┌─ INPUT DATA

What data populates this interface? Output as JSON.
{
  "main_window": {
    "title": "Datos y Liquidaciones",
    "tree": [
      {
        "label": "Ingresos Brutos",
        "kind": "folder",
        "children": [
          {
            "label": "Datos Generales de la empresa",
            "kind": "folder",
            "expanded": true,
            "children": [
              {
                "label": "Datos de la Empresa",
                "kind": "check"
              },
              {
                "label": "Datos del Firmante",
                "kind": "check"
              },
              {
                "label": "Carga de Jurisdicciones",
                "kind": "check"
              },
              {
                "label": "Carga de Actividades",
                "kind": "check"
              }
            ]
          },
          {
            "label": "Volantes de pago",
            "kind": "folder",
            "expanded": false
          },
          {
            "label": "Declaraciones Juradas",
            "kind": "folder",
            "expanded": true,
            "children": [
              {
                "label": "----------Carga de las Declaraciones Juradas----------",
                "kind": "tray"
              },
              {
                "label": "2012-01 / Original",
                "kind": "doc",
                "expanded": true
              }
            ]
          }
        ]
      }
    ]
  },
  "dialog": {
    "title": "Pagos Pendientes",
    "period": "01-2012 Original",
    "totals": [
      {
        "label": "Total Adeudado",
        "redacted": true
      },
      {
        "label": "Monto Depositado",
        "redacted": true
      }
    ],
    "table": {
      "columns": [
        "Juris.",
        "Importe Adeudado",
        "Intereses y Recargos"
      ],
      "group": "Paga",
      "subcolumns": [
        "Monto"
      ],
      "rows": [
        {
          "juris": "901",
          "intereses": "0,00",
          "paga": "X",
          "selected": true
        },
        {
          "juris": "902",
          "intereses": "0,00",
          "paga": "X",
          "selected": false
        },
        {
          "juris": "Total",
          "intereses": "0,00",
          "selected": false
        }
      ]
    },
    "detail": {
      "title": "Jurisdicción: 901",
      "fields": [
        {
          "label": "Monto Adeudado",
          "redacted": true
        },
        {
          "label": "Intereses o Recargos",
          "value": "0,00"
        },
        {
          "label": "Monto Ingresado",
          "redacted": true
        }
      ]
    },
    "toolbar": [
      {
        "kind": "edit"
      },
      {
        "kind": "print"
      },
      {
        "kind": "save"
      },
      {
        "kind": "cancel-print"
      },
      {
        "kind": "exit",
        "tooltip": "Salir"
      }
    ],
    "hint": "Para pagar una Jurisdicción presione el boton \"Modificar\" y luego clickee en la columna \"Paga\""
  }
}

└─

— PROBLEM DESCRIPTION —
Search the records for the word "Adeudado", then list every line that has it.

— SOLUTION FOR THIS PROBLEM —
        "label": "Total Adeudado",
        "Importe Adeudado",
          "label": "Monto Adeudado",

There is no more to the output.